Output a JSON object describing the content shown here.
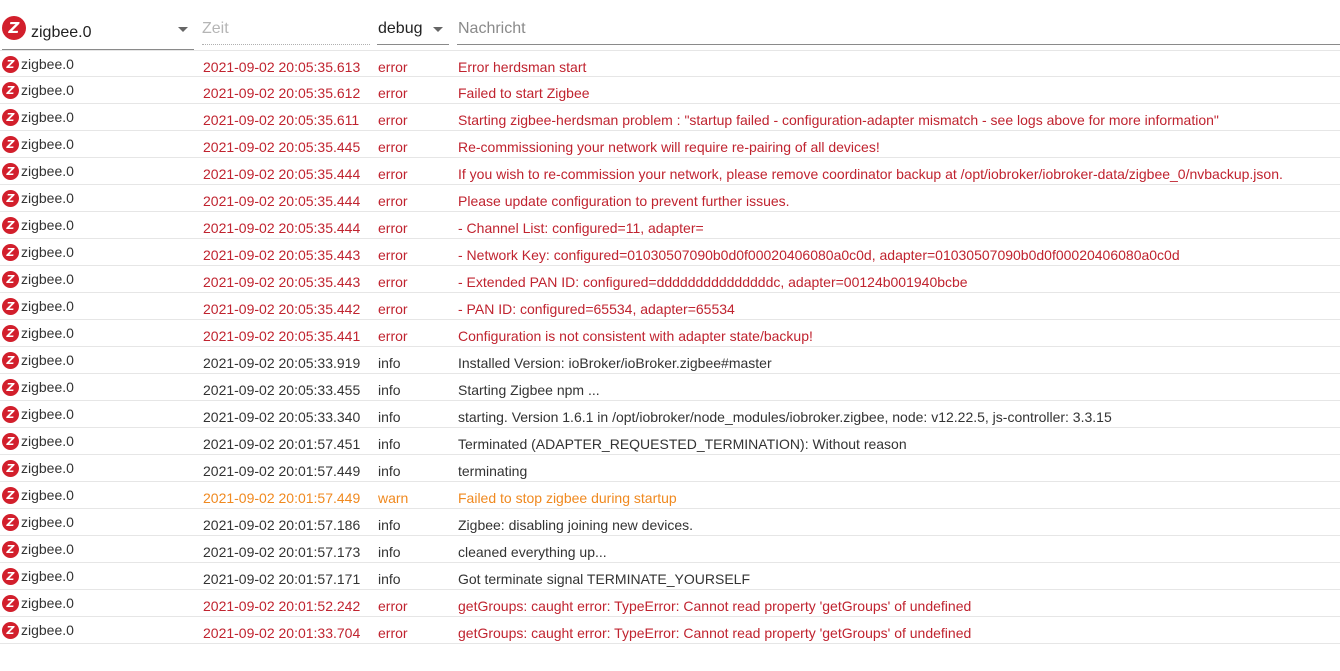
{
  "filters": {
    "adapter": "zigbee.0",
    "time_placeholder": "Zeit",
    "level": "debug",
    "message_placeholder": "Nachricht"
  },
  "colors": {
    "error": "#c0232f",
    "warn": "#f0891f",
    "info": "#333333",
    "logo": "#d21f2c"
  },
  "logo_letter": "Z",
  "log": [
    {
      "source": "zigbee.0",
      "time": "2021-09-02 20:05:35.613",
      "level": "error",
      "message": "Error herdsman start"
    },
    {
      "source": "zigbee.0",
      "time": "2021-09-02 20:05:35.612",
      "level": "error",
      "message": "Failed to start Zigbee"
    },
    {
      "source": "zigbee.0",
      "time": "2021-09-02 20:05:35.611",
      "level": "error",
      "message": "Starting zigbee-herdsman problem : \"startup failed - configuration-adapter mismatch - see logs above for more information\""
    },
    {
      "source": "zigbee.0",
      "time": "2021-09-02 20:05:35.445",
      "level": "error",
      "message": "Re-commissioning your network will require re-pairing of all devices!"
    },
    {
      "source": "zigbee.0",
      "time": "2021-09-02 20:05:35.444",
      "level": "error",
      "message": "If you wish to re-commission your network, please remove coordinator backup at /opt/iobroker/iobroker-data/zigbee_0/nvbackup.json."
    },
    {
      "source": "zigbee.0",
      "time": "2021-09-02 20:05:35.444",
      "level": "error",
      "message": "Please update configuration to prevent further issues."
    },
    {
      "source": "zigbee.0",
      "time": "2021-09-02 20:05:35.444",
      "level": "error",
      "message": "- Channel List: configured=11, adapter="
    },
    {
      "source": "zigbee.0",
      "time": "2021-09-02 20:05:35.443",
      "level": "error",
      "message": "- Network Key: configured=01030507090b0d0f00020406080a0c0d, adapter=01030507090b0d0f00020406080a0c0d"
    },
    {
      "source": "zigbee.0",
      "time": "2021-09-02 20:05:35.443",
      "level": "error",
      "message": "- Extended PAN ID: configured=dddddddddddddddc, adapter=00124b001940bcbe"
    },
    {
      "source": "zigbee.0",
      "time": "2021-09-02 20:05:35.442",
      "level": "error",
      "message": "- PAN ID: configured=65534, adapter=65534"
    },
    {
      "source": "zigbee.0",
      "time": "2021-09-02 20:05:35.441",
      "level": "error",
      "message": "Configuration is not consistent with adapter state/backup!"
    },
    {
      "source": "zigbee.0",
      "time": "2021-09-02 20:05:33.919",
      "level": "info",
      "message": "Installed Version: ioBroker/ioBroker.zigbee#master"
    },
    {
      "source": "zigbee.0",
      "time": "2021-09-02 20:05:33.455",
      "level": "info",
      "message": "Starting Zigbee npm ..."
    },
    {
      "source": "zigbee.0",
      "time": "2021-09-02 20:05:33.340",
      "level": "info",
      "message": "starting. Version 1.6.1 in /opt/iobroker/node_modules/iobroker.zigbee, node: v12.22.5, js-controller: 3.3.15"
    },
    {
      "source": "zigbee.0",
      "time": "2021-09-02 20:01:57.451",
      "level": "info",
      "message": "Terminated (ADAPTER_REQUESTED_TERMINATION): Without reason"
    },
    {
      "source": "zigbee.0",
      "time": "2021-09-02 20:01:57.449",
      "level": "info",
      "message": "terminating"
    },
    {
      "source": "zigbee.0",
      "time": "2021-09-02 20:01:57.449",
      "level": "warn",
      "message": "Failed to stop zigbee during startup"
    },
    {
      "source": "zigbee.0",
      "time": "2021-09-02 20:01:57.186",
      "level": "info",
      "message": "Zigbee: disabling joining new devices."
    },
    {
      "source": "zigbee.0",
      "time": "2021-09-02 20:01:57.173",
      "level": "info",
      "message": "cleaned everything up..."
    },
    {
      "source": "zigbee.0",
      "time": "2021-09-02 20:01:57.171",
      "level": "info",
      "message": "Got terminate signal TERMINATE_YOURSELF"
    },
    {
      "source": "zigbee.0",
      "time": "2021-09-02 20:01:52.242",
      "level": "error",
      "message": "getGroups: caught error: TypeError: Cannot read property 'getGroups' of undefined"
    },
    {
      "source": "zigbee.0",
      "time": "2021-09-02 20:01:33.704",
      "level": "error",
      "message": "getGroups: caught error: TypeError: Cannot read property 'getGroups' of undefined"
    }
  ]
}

--

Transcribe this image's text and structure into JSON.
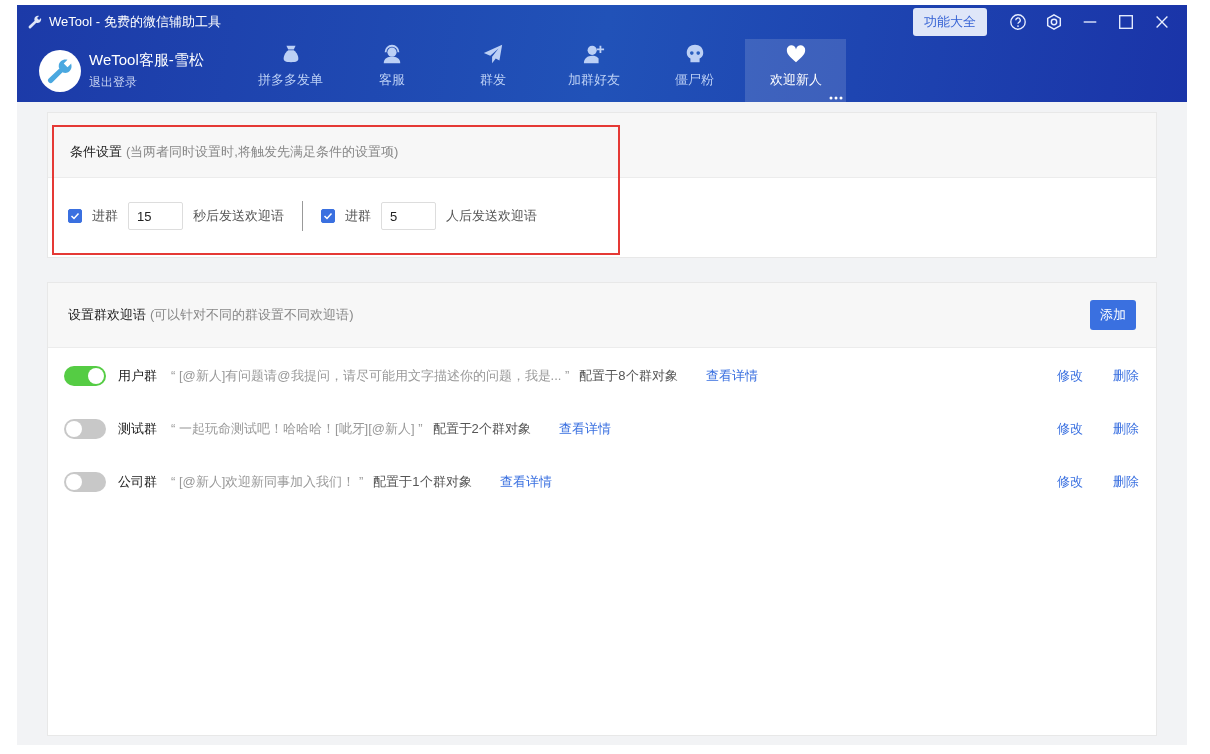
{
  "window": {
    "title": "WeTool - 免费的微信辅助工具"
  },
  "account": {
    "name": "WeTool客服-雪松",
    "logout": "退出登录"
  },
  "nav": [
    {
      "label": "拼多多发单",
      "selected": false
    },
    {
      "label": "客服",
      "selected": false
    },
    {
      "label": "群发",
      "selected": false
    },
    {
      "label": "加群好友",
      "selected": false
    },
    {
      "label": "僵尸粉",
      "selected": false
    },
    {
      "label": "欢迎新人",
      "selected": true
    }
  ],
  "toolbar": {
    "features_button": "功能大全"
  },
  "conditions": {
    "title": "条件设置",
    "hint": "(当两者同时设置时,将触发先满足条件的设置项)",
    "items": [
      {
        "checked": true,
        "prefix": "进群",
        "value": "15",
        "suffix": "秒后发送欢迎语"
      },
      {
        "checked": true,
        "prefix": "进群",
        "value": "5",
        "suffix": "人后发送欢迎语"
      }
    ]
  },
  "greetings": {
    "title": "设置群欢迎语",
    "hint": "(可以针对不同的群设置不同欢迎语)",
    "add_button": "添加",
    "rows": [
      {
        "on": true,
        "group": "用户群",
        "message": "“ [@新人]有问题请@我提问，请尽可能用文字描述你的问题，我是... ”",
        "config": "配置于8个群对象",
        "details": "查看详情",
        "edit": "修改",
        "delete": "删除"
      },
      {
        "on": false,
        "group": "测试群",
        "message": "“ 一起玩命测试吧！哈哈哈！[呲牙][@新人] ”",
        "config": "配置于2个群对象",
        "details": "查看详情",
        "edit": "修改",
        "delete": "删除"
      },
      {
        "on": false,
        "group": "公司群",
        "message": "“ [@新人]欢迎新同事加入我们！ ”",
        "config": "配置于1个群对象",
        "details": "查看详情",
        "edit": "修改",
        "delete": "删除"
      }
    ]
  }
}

EXERCISE INSTRUCTIONS – Looking at the entries above, state how many lines contain "Version"; give the number alone.

ANSWER BELOW – 2